**AIM OF THE TASK:**
Reproduce every entry below word for word and line for line, leaving out the pictures.

--- begin DATA LINES ---

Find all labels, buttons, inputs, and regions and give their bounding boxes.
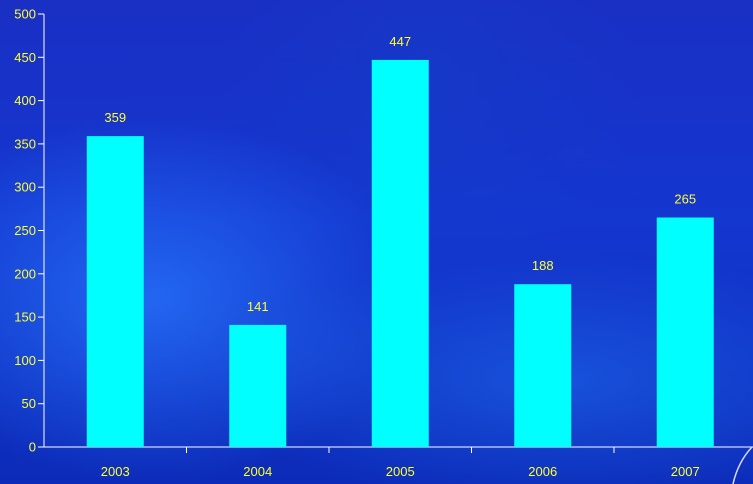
bar-2006 [514, 284, 572, 447]
y-tick-label: 50 [22, 396, 36, 411]
y-tick-label: 450 [14, 50, 36, 65]
x-axis-ticks: 2003 2004 2005 2006 2007 [101, 464, 700, 479]
y-axis-ticks: 0 50 100 150 200 250 300 350 400 450 500 [14, 7, 44, 455]
data-label-2003: 359 [104, 110, 126, 125]
data-label-2004: 141 [247, 299, 269, 314]
data-labels: 359 141 447 188 265 [104, 34, 696, 314]
data-label-2005: 447 [389, 34, 411, 49]
x-tick-label: 2006 [528, 464, 557, 479]
y-tick-label: 350 [14, 136, 36, 151]
chart-bars [86, 59, 714, 447]
y-tick-label: 500 [14, 7, 36, 22]
data-label-2007: 265 [674, 192, 696, 207]
x-tick-label: 2005 [386, 464, 415, 479]
bar-2005 [371, 59, 429, 447]
data-label-2006: 188 [532, 258, 554, 273]
y-tick-label: 200 [14, 266, 36, 281]
x-tick-label: 2003 [101, 464, 130, 479]
y-tick-label: 150 [14, 310, 36, 325]
bar-2007 [656, 217, 714, 447]
y-tick-label: 100 [14, 353, 36, 368]
y-tick-label: 250 [14, 223, 36, 238]
y-tick-label: 400 [14, 93, 36, 108]
x-tick-label: 2007 [671, 464, 700, 479]
decorative-swoosh [732, 446, 753, 484]
y-tick-label: 300 [14, 180, 36, 195]
bar-2003 [86, 136, 144, 447]
x-tick-label: 2004 [243, 464, 272, 479]
y-tick-label: 0 [29, 440, 36, 455]
bar-2004 [229, 324, 287, 447]
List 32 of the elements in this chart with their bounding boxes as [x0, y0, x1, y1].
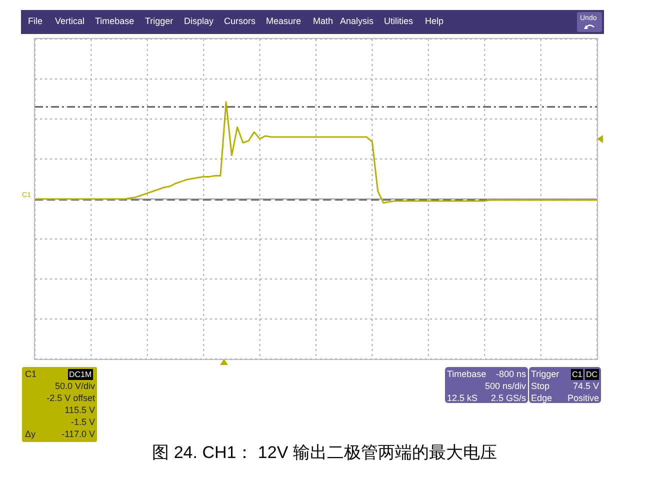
text: Δy	[25, 429, 36, 440]
text: C1	[571, 369, 584, 380]
text: Measure	[266, 16, 302, 27]
text: 115.5 V	[64, 405, 95, 416]
text: -117.0 V	[62, 429, 95, 440]
text: Timebase	[95, 16, 134, 27]
text: Positive	[567, 393, 599, 404]
text: -2.5 V offset	[46, 393, 95, 404]
text: Timebase	[447, 369, 486, 380]
text: Cursors	[224, 16, 256, 27]
text: Trigger	[531, 369, 560, 380]
text: Stop	[531, 381, 550, 392]
text: 50.0 V/div	[54, 381, 95, 392]
text: 74.5 V	[572, 381, 599, 392]
text: Utilities	[384, 16, 414, 27]
text: DC	[585, 369, 599, 380]
text: 图 24. CH1： 12V 输出二极管两端的最大电压	[151, 442, 498, 464]
text: Display	[184, 16, 214, 27]
text: File	[28, 16, 43, 27]
text: 500 ns/div	[484, 381, 526, 392]
text: Vertical	[55, 16, 85, 27]
text: Edge	[531, 393, 552, 404]
text: C1	[25, 369, 37, 380]
text: Math	[313, 16, 334, 27]
text: -1.5 V	[70, 417, 95, 428]
text: DC1M	[68, 369, 93, 380]
text: -800 ns	[496, 369, 526, 380]
text: Analysis	[340, 16, 374, 27]
text: 2.5 GS/s	[490, 393, 526, 404]
text: Help	[425, 16, 444, 27]
text: 12.5 kS	[447, 393, 478, 404]
text: Trigger	[145, 16, 174, 27]
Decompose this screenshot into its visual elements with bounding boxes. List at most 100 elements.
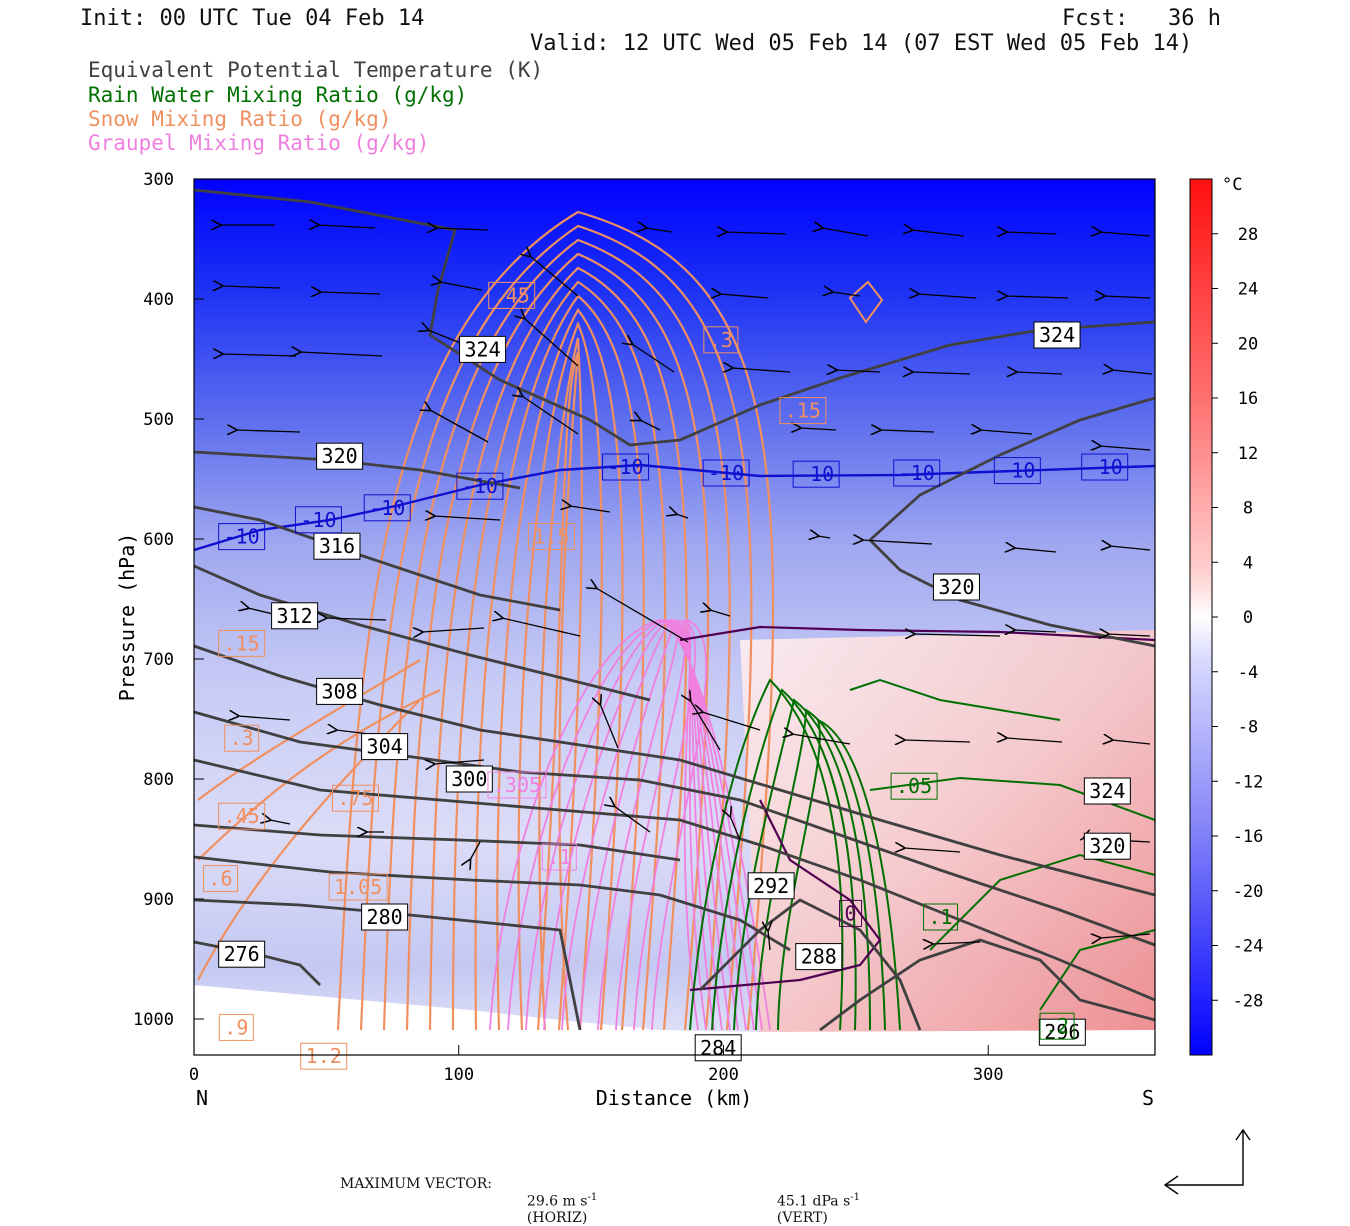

--- end DATA LINES ---

**WRITTEN RESPONSE:**
Find all labels, buttons, inputs, and regions and give their bounding boxes.
bar-2006 [514, 284, 572, 447]
y-tick-label: 50 [22, 396, 36, 411]
y-tick-label: 450 [14, 50, 36, 65]
x-axis-ticks: 2003 2004 2005 2006 2007 [101, 464, 700, 479]
y-axis-ticks: 0 50 100 150 200 250 300 350 400 450 500 [14, 7, 44, 455]
data-label-2003: 359 [104, 110, 126, 125]
data-label-2004: 141 [247, 299, 269, 314]
data-labels: 359 141 447 188 265 [104, 34, 696, 314]
data-label-2005: 447 [389, 34, 411, 49]
x-tick-label: 2006 [528, 464, 557, 479]
y-tick-label: 350 [14, 136, 36, 151]
chart-bars [86, 59, 714, 447]
y-tick-label: 500 [14, 7, 36, 22]
data-label-2007: 265 [674, 192, 696, 207]
x-tick-label: 2005 [386, 464, 415, 479]
bar-2005 [371, 59, 429, 447]
data-label-2006: 188 [532, 258, 554, 273]
y-tick-label: 200 [14, 266, 36, 281]
x-tick-label: 2003 [101, 464, 130, 479]
y-tick-label: 150 [14, 310, 36, 325]
bar-2007 [656, 217, 714, 447]
y-tick-label: 100 [14, 353, 36, 368]
y-tick-label: 250 [14, 223, 36, 238]
y-tick-label: 400 [14, 93, 36, 108]
x-tick-label: 2007 [671, 464, 700, 479]
decorative-swoosh [732, 446, 753, 484]
y-tick-label: 300 [14, 180, 36, 195]
bar-2003 [86, 136, 144, 447]
x-tick-label: 2004 [243, 464, 272, 479]
y-tick-label: 0 [29, 440, 36, 455]
bar-2004 [229, 324, 287, 447]
List 32 of the elements in this chart with their bounding boxes as [x0, y0, x1, y1].
text: Δy	[25, 429, 36, 440]
text: C1	[571, 369, 584, 380]
text: Measure	[266, 16, 302, 27]
text: 115.5 V	[64, 405, 95, 416]
text: -117.0 V	[62, 429, 95, 440]
text: Timebase	[95, 16, 134, 27]
text: Positive	[567, 393, 599, 404]
text: -2.5 V offset	[46, 393, 95, 404]
text: Timebase	[447, 369, 486, 380]
text: Cursors	[224, 16, 256, 27]
text: Trigger	[531, 369, 560, 380]
text: Stop	[531, 381, 550, 392]
text: 50.0 V/div	[54, 381, 95, 392]
text: 74.5 V	[572, 381, 599, 392]
text: Utilities	[384, 16, 414, 27]
text: DC	[585, 369, 599, 380]
text: 图 24. CH1： 12V 输出二极管两端的最大电压	[151, 442, 498, 464]
text: Display	[184, 16, 214, 27]
text: File	[28, 16, 43, 27]
text: 500 ns/div	[484, 381, 526, 392]
text: Vertical	[55, 16, 85, 27]
text: Edge	[531, 393, 552, 404]
text: C1	[25, 369, 37, 380]
text: Math	[313, 16, 334, 27]
text: -1.5 V	[70, 417, 95, 428]
text: DC1M	[68, 369, 93, 380]
text: -800 ns	[496, 369, 526, 380]
text: Analysis	[340, 16, 374, 27]
text: 2.5 GS/s	[490, 393, 526, 404]
text: Help	[425, 16, 444, 27]
text: 12.5 kS	[447, 393, 478, 404]
text: Trigger	[145, 16, 174, 27]
Decompose this screenshot into its visual elements with bounding boxes. List at most 100 elements.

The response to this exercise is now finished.